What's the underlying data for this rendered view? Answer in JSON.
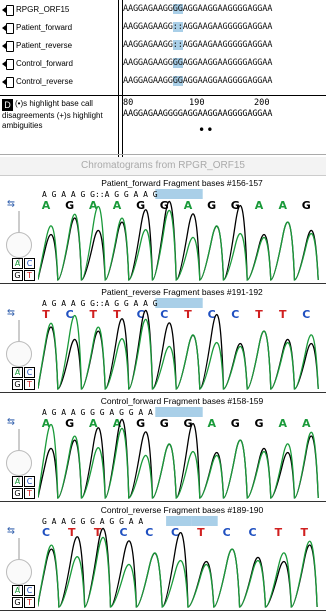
{
  "alignment": {
    "rows": [
      {
        "name": "RPGR_ORF15",
        "seq_pre": "AAGGAGAAGG",
        "seq_hl": "GG",
        "seq_post": "AGGAAGGAAGGGGAGGAA"
      },
      {
        "name": "Patient_forward",
        "seq_pre": "AAGGAGAAGG",
        "seq_hl": "::",
        "seq_post": "AGGAAGAAGGGGGAGGAA"
      },
      {
        "name": "Patient_reverse",
        "seq_pre": "AAGGAGAAGG",
        "seq_hl": "::",
        "seq_post": "AGGAAGAAGGGGGAGGAA"
      },
      {
        "name": "Control_forward",
        "seq_pre": "AAGGAGAAGG",
        "seq_hl": "GG",
        "seq_post": "AGGAAGGAAGGGGAGGAA"
      },
      {
        "name": "Control_reverse",
        "seq_pre": "AAGGAGAAGG",
        "seq_hl": "GG",
        "seq_post": "AGGAAGGAAGGGGAGGAA"
      }
    ],
    "ruler_labels": [
      "80",
      "190",
      "200"
    ],
    "consensus": "AAGGAGAAGGGGAGGAAGGAAGGGGAGGAA",
    "marker": "••",
    "legend": "(•)s highlight base call disagreements (+)s highlight ambiguities"
  },
  "chromatograms": {
    "window_title": "Chromatograms from RPGR_ORF15",
    "panels": [
      {
        "title": "Patient_forward Fragment bases #156-157",
        "top_bases": "A G A A G G::A G G A A G",
        "calls": [
          "A",
          "G",
          "A",
          "A",
          "G",
          "G",
          "A",
          "G",
          "G",
          "A",
          "A",
          "G"
        ]
      },
      {
        "title": "Patient_reverse Fragment bases #191-192",
        "top_bases": "A G A A G G::A G G A A G",
        "calls": [
          "T",
          "C",
          "T",
          "T",
          "C",
          "C",
          "T",
          "C",
          "C",
          "T",
          "T",
          "C"
        ]
      },
      {
        "title": "Control_forward Fragment bases #158-159",
        "top_bases": "A G A A G G G A G G A A",
        "calls": [
          "A",
          "G",
          "A",
          "A",
          "G",
          "G",
          "G",
          "A",
          "G",
          "G",
          "A",
          "A"
        ]
      },
      {
        "title": "Control_reverse Fragment bases #189-190",
        "top_bases": "G A A G G G A G G A A",
        "calls": [
          "C",
          "T",
          "T",
          "C",
          "C",
          "C",
          "T",
          "C",
          "C",
          "T",
          "T"
        ]
      }
    ],
    "acgt": [
      "A",
      "C",
      "G",
      "T"
    ]
  },
  "colors": {
    "A": "#1a9a3a",
    "G": "#000000",
    "T": "#d02020",
    "C": "#2050c0",
    "highlight": "#a9cfe8"
  }
}
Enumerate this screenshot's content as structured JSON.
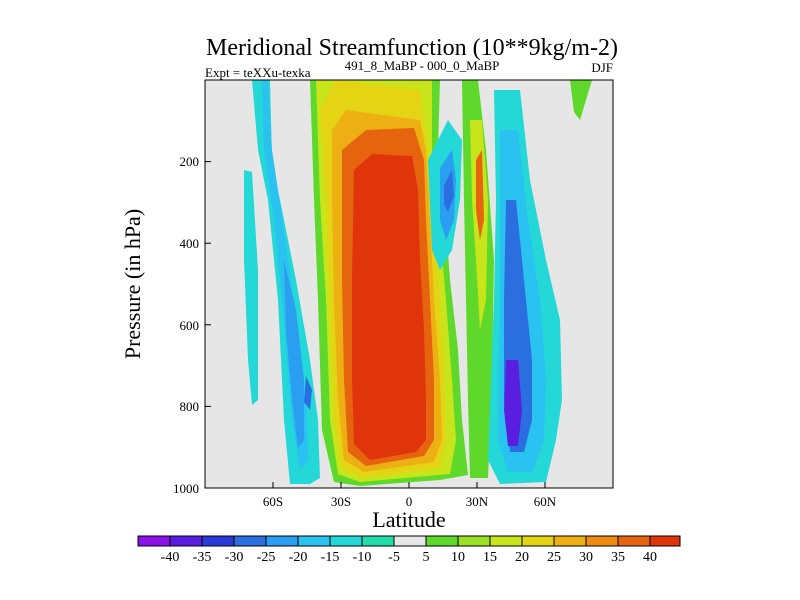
{
  "chart_data": {
    "type": "heatmap",
    "title": "Meridional Streamfunction (10**9kg/m-2)",
    "experiment_label": "Expt = teXXu-texka",
    "subtitle": "491_8_MaBP - 000_0_MaBP",
    "season": "DJF",
    "xlabel": "Latitude",
    "ylabel": "Pressure (in hPa)",
    "xlim": [
      -90,
      90
    ],
    "ylim": [
      1000,
      0
    ],
    "x_ticks": [
      {
        "value": -60,
        "label": "60S"
      },
      {
        "value": -30,
        "label": "30S"
      },
      {
        "value": 0,
        "label": "0"
      },
      {
        "value": 30,
        "label": "30N"
      },
      {
        "value": 60,
        "label": "60N"
      }
    ],
    "y_ticks": [
      {
        "value": 200,
        "label": "200"
      },
      {
        "value": 400,
        "label": "400"
      },
      {
        "value": 600,
        "label": "600"
      },
      {
        "value": 800,
        "label": "800"
      },
      {
        "value": 1000,
        "label": "1000"
      }
    ],
    "colorbar": {
      "colors": [
        "#8a12e6",
        "#5a1ee0",
        "#2a3ad6",
        "#2a6ee0",
        "#2a9ef0",
        "#2ac2f0",
        "#24d8d8",
        "#22dcaa",
        "#e6e6e6",
        "#5ed82a",
        "#9ae024",
        "#c8e41a",
        "#e4d414",
        "#ecb012",
        "#ec8a12",
        "#e6640e",
        "#e0340a"
      ],
      "labels": [
        "-40",
        "-35",
        "-30",
        "-25",
        "-20",
        "-15",
        "-10",
        "-5",
        "5",
        "10",
        "15",
        "20",
        "25",
        "30",
        "35",
        "40"
      ]
    }
  }
}
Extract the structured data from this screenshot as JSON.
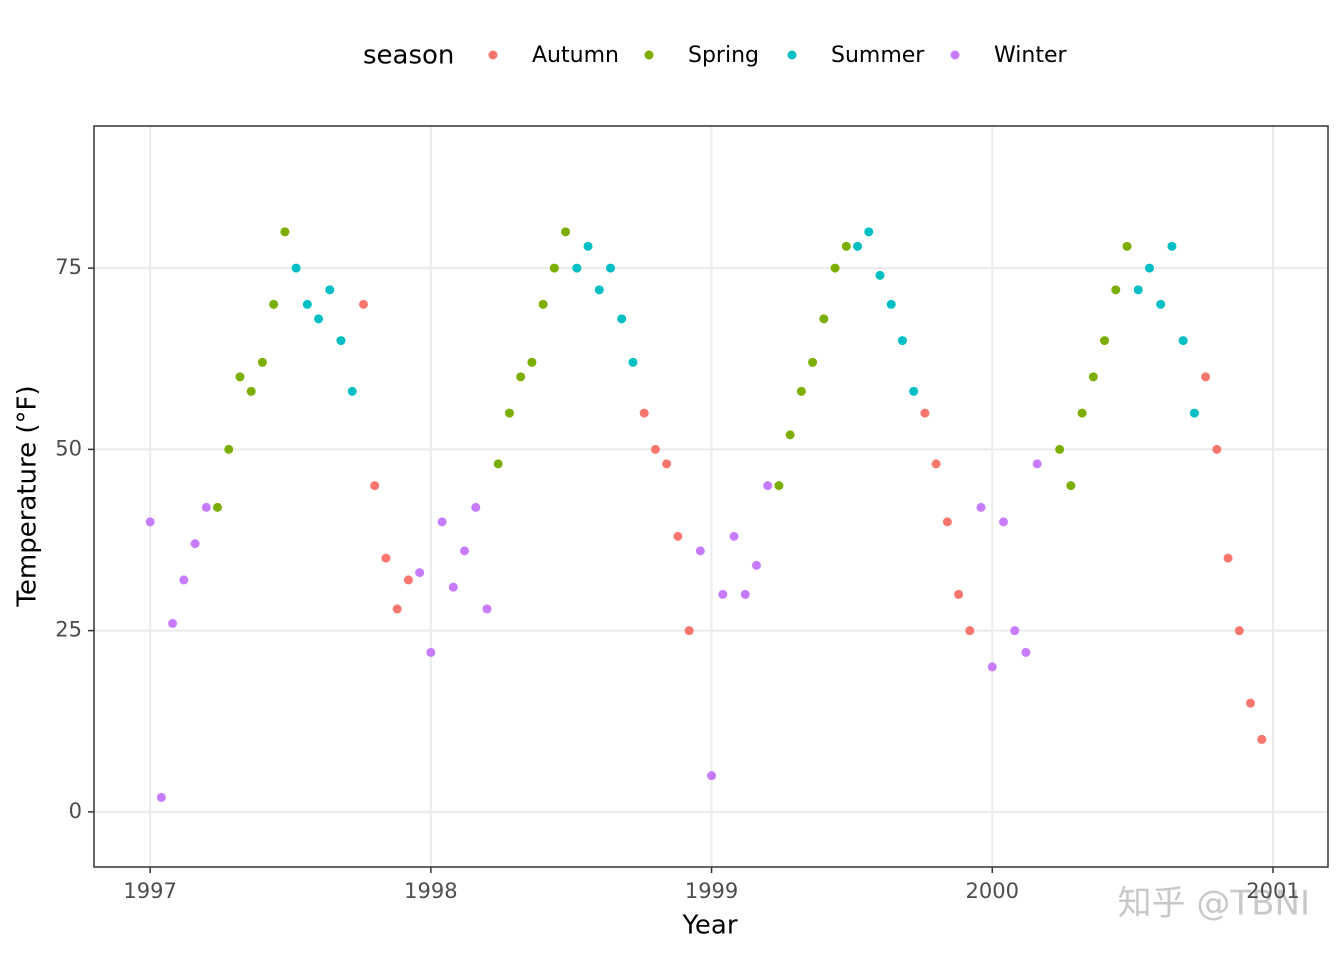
{
  "chart_data": {
    "type": "scatter",
    "x_label": "Year",
    "y_label": "Temperature (°F)",
    "legend_title": "season",
    "watermark": "知乎 @TBNI",
    "xlim": [
      1996.8,
      2001.196
    ],
    "xticks": [
      1997,
      1998,
      1999,
      2000,
      2001
    ],
    "ylim": [
      -7.6,
      94.6
    ],
    "yticks": [
      0,
      25,
      50,
      75
    ],
    "grid": true,
    "legend_position": "top",
    "series": [
      {
        "name": "Autumn",
        "color": "#F8766D",
        "x": [
          1997.76,
          1997.8,
          1997.84,
          1997.88,
          1997.92,
          1998.76,
          1998.8,
          1998.84,
          1998.88,
          1998.92,
          1999.76,
          1999.8,
          1999.84,
          1999.88,
          1999.92,
          2000.76,
          2000.8,
          2000.84,
          2000.88,
          2000.92,
          2000.96
        ],
        "values": [
          70,
          45,
          35,
          28,
          32,
          55,
          50,
          48,
          38,
          25,
          55,
          48,
          40,
          30,
          25,
          60,
          50,
          35,
          25,
          15,
          10
        ]
      },
      {
        "name": "Spring",
        "color": "#7CAE00",
        "x": [
          1997.24,
          1997.28,
          1997.32,
          1997.36,
          1997.4,
          1997.44,
          1997.48,
          1998.24,
          1998.28,
          1998.32,
          1998.36,
          1998.4,
          1998.44,
          1998.48,
          1999.24,
          1999.28,
          1999.32,
          1999.36,
          1999.4,
          1999.44,
          1999.48,
          2000.24,
          2000.28,
          2000.32,
          2000.36,
          2000.4,
          2000.44,
          2000.48
        ],
        "values": [
          42,
          50,
          60,
          58,
          62,
          70,
          80,
          48,
          55,
          60,
          62,
          70,
          75,
          80,
          45,
          52,
          58,
          62,
          68,
          75,
          78,
          50,
          45,
          55,
          60,
          65,
          72,
          78
        ]
      },
      {
        "name": "Summer",
        "color": "#00BFC4",
        "x": [
          1997.52,
          1997.56,
          1997.6,
          1997.64,
          1997.68,
          1997.72,
          1998.52,
          1998.56,
          1998.6,
          1998.64,
          1998.68,
          1998.72,
          1999.52,
          1999.56,
          1999.6,
          1999.64,
          1999.68,
          1999.72,
          2000.52,
          2000.56,
          2000.6,
          2000.64,
          2000.68,
          2000.72
        ],
        "values": [
          75,
          70,
          68,
          72,
          65,
          58,
          75,
          78,
          72,
          75,
          68,
          62,
          78,
          80,
          74,
          70,
          65,
          58,
          72,
          75,
          70,
          78,
          65,
          55
        ]
      },
      {
        "name": "Winter",
        "color": "#C77CFF",
        "x": [
          1997.0,
          1997.04,
          1997.08,
          1997.12,
          1997.16,
          1997.2,
          1997.96,
          1998.0,
          1998.04,
          1998.08,
          1998.12,
          1998.16,
          1998.2,
          1998.96,
          1999.0,
          1999.04,
          1999.08,
          1999.12,
          1999.16,
          1999.2,
          1999.96,
          2000.0,
          2000.04,
          2000.08,
          2000.12,
          2000.16
        ],
        "values": [
          40,
          2,
          26,
          32,
          37,
          42,
          33,
          22,
          40,
          31,
          36,
          42,
          28,
          36,
          5,
          30,
          38,
          30,
          34,
          45,
          42,
          20,
          40,
          25,
          22,
          48
        ]
      }
    ]
  }
}
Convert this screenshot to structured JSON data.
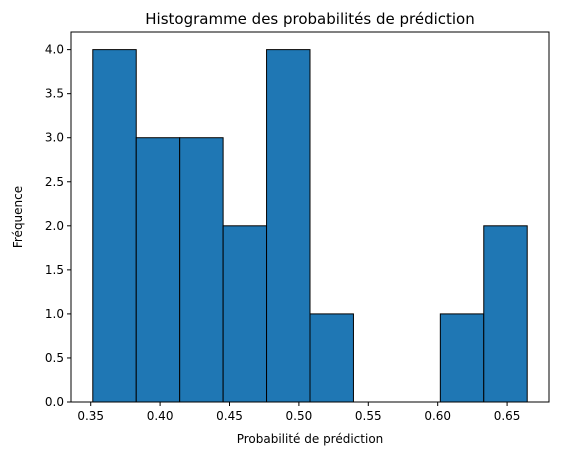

-*-

What is being asked: Set down the lines of the records above exactly, apart from the pictures.

Answer to this exercise:
What's the underlying data for this rendered view? Answer in JSON.
{
  "alignment": {
    "rows": [
      {
        "name": "RPGR_ORF15",
        "seq_pre": "AAGGAGAAGG",
        "seq_hl": "GG",
        "seq_post": "AGGAAGGAAGGGGAGGAA"
      },
      {
        "name": "Patient_forward",
        "seq_pre": "AAGGAGAAGG",
        "seq_hl": "::",
        "seq_post": "AGGAAGAAGGGGGAGGAA"
      },
      {
        "name": "Patient_reverse",
        "seq_pre": "AAGGAGAAGG",
        "seq_hl": "::",
        "seq_post": "AGGAAGAAGGGGGAGGAA"
      },
      {
        "name": "Control_forward",
        "seq_pre": "AAGGAGAAGG",
        "seq_hl": "GG",
        "seq_post": "AGGAAGGAAGGGGAGGAA"
      },
      {
        "name": "Control_reverse",
        "seq_pre": "AAGGAGAAGG",
        "seq_hl": "GG",
        "seq_post": "AGGAAGGAAGGGGAGGAA"
      }
    ],
    "ruler_labels": [
      "80",
      "190",
      "200"
    ],
    "consensus": "AAGGAGAAGGGGAGGAAGGAAGGGGAGGAA",
    "marker": "••",
    "legend": "(•)s highlight base call disagreements (+)s highlight ambiguities"
  },
  "chromatograms": {
    "window_title": "Chromatograms from RPGR_ORF15",
    "panels": [
      {
        "title": "Patient_forward Fragment bases #156-157",
        "top_bases": "A G A A G G::A G G A A G",
        "calls": [
          "A",
          "G",
          "A",
          "A",
          "G",
          "G",
          "A",
          "G",
          "G",
          "A",
          "A",
          "G"
        ]
      },
      {
        "title": "Patient_reverse Fragment bases #191-192",
        "top_bases": "A G A A G G::A G G A A G",
        "calls": [
          "T",
          "C",
          "T",
          "T",
          "C",
          "C",
          "T",
          "C",
          "C",
          "T",
          "T",
          "C"
        ]
      },
      {
        "title": "Control_forward Fragment bases #158-159",
        "top_bases": "A G A A G G G A G G A A",
        "calls": [
          "A",
          "G",
          "A",
          "A",
          "G",
          "G",
          "G",
          "A",
          "G",
          "G",
          "A",
          "A"
        ]
      },
      {
        "title": "Control_reverse Fragment bases #189-190",
        "top_bases": "G A A G G G A G G A A",
        "calls": [
          "C",
          "T",
          "T",
          "C",
          "C",
          "C",
          "T",
          "C",
          "C",
          "T",
          "T"
        ]
      }
    ],
    "acgt": [
      "A",
      "C",
      "G",
      "T"
    ]
  },
  "colors": {
    "A": "#1a9a3a",
    "G": "#000000",
    "T": "#d02020",
    "C": "#2050c0",
    "highlight": "#a9cfe8"
  }
}
Enumerate this screenshot's content as structured JSON.
{
  "chart_data": {
    "type": "heatmap",
    "title": "Meridional Streamfunction (10**9kg/m-2)",
    "experiment_label": "Expt = teXXu-texka",
    "subtitle": "491_8_MaBP - 000_0_MaBP",
    "season": "DJF",
    "xlabel": "Latitude",
    "ylabel": "Pressure (in hPa)",
    "xlim": [
      -90,
      90
    ],
    "ylim": [
      1000,
      0
    ],
    "x_ticks": [
      {
        "value": -60,
        "label": "60S"
      },
      {
        "value": -30,
        "label": "30S"
      },
      {
        "value": 0,
        "label": "0"
      },
      {
        "value": 30,
        "label": "30N"
      },
      {
        "value": 60,
        "label": "60N"
      }
    ],
    "y_ticks": [
      {
        "value": 200,
        "label": "200"
      },
      {
        "value": 400,
        "label": "400"
      },
      {
        "value": 600,
        "label": "600"
      },
      {
        "value": 800,
        "label": "800"
      },
      {
        "value": 1000,
        "label": "1000"
      }
    ],
    "colorbar": {
      "colors": [
        "#8a12e6",
        "#5a1ee0",
        "#2a3ad6",
        "#2a6ee0",
        "#2a9ef0",
        "#2ac2f0",
        "#24d8d8",
        "#22dcaa",
        "#e6e6e6",
        "#5ed82a",
        "#9ae024",
        "#c8e41a",
        "#e4d414",
        "#ecb012",
        "#ec8a12",
        "#e6640e",
        "#e0340a"
      ],
      "labels": [
        "-40",
        "-35",
        "-30",
        "-25",
        "-20",
        "-15",
        "-10",
        "-5",
        "5",
        "10",
        "15",
        "20",
        "25",
        "30",
        "35",
        "40"
      ]
    }
  }
}
Extract the structured data from this screenshot as JSON.
{
  "chart_data": {
    "type": "scatter",
    "x_label": "Year",
    "y_label": "Temperature (°F)",
    "legend_title": "season",
    "watermark": "知乎 @TBNI",
    "xlim": [
      1996.8,
      2001.196
    ],
    "xticks": [
      1997,
      1998,
      1999,
      2000,
      2001
    ],
    "ylim": [
      -7.6,
      94.6
    ],
    "yticks": [
      0,
      25,
      50,
      75
    ],
    "grid": true,
    "legend_position": "top",
    "series": [
      {
        "name": "Autumn",
        "color": "#F8766D",
        "x": [
          1997.76,
          1997.8,
          1997.84,
          1997.88,
          1997.92,
          1998.76,
          1998.8,
          1998.84,
          1998.88,
          1998.92,
          1999.76,
          1999.8,
          1999.84,
          1999.88,
          1999.92,
          2000.76,
          2000.8,
          2000.84,
          2000.88,
          2000.92,
          2000.96
        ],
        "values": [
          70,
          45,
          35,
          28,
          32,
          55,
          50,
          48,
          38,
          25,
          55,
          48,
          40,
          30,
          25,
          60,
          50,
          35,
          25,
          15,
          10
        ]
      },
      {
        "name": "Spring",
        "color": "#7CAE00",
        "x": [
          1997.24,
          1997.28,
          1997.32,
          1997.36,
          1997.4,
          1997.44,
          1997.48,
          1998.24,
          1998.28,
          1998.32,
          1998.36,
          1998.4,
          1998.44,
          1998.48,
          1999.24,
          1999.28,
          1999.32,
          1999.36,
          1999.4,
          1999.44,
          1999.48,
          2000.24,
          2000.28,
          2000.32,
          2000.36,
          2000.4,
          2000.44,
          2000.48
        ],
        "values": [
          42,
          50,
          60,
          58,
          62,
          70,
          80,
          48,
          55,
          60,
          62,
          70,
          75,
          80,
          45,
          52,
          58,
          62,
          68,
          75,
          78,
          50,
          45,
          55,
          60,
          65,
          72,
          78
        ]
      },
      {
        "name": "Summer",
        "color": "#00BFC4",
        "x": [
          1997.52,
          1997.56,
          1997.6,
          1997.64,
          1997.68,
          1997.72,
          1998.52,
          1998.56,
          1998.6,
          1998.64,
          1998.68,
          1998.72,
          1999.52,
          1999.56,
          1999.6,
          1999.64,
          1999.68,
          1999.72,
          2000.52,
          2000.56,
          2000.6,
          2000.64,
          2000.68,
          2000.72
        ],
        "values": [
          75,
          70,
          68,
          72,
          65,
          58,
          75,
          78,
          72,
          75,
          68,
          62,
          78,
          80,
          74,
          70,
          65,
          58,
          72,
          75,
          70,
          78,
          65,
          55
        ]
      },
      {
        "name": "Winter",
        "color": "#C77CFF",
        "x": [
          1997.0,
          1997.04,
          1997.08,
          1997.12,
          1997.16,
          1997.2,
          1997.96,
          1998.0,
          1998.04,
          1998.08,
          1998.12,
          1998.16,
          1998.2,
          1998.96,
          1999.0,
          1999.04,
          1999.08,
          1999.12,
          1999.16,
          1999.2,
          1999.96,
          2000.0,
          2000.04,
          2000.08,
          2000.12,
          2000.16
        ],
        "values": [
          40,
          2,
          26,
          32,
          37,
          42,
          33,
          22,
          40,
          31,
          36,
          42,
          28,
          36,
          5,
          30,
          38,
          30,
          34,
          45,
          42,
          20,
          40,
          25,
          22,
          48
        ]
      }
    ]
  }
}
Convert this screenshot to structured JSON data.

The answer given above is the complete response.